▶ [Stated goal] Return the stretch of the heaps and priority queues page below from "A complete binary tree has" through "for n nodes.", copied word for word.

Heaps & Priority Queues — ZERO TO GRIND

A heap is a complete binary tree stored in an array that satisfies the heap property: in a min-heap every parent is smaller than or equal to its children; in a max-heap every parent is larger than or equal to its children. JavaScript ships with no built-in priority queue — you must implement one. That implementation, and the patterns built on top of it, appear constantly in FAANG interviews.

What Is a Heap

A complete binary tree has every level fully filled except possibly the last, which is filled strictly left-to-right. This guarantees height exactly floor(log₂ n) for n nodes.

Array Representation

The complete binary tree maps perfectly onto a flat array — no pointers needed:

Node at index i has its parent at Math.floor((i - 1) / 2)
Left child at 2 * i + 1
Right child at 2 * i + 2

Min-heap:        1
                / \
               3   2
              / \ / \
             7  4 5  6

Array: [1, 3, 2, 7, 4, 5, 6]
         0  1  2  3  4  5  6

Min-heap property: heap[parent] <= heap[child] for every node. Max-heap property: heap[parent] >= heap[child] for every node.

The root is always at index 0 and always holds the global minimum (min-heap) or maximum (max-heap).

Core Operations

Operation	Time	Notes
Peek (min/max)	O(1)	Always `heap[0]`
Insert	O(log n)	Sift up from leaf
Extract min/max	O(log n)	Sift down from root
Build from array	O(n)	Linear heapify — see below

Why O(log n) for insert/extract? The tree height is floor(log₂ n). Sift-up and sift-down traverse at most one root-to-leaf path, swapping at each level. The number of swaps is therefore bounded by the height.

Complete MinHeap Implementation

JavaScript has no built-in heap. Every interview that requires one expects you to write it from scratch or simulate it. Know this cold.

▶ [Data section]
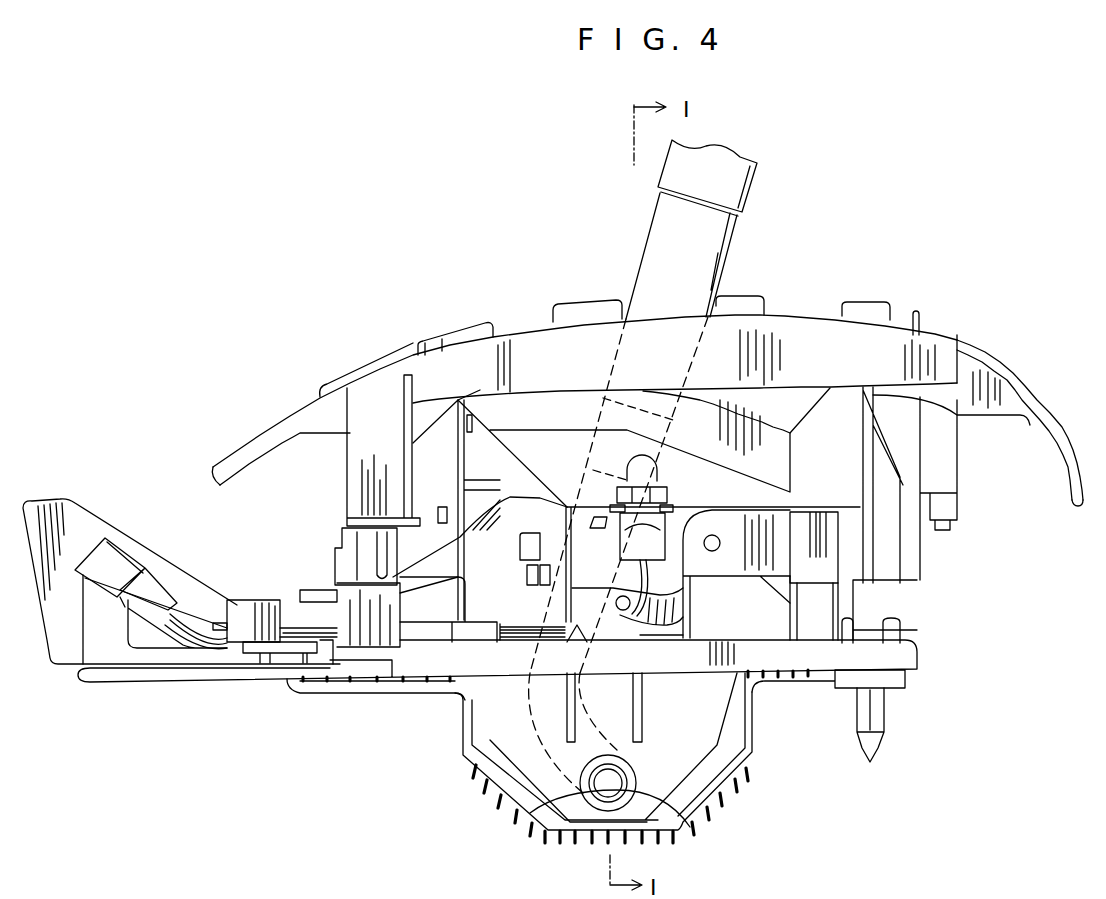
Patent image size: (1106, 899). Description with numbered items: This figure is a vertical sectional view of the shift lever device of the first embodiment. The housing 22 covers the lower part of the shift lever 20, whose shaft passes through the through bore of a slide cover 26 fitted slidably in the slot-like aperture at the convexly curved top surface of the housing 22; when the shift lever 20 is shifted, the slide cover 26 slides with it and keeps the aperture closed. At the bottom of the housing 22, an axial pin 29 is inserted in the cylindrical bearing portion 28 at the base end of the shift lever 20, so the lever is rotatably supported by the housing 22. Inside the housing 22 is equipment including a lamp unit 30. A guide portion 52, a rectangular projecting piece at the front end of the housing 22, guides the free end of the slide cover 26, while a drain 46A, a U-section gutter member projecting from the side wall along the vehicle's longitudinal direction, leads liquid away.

▶ [Written answer]
A complete binary tree has every level fully filled except possibly the last, which is filled strictly left-to-right. This guarantees height exactly floor(log₂ n) for n nodes.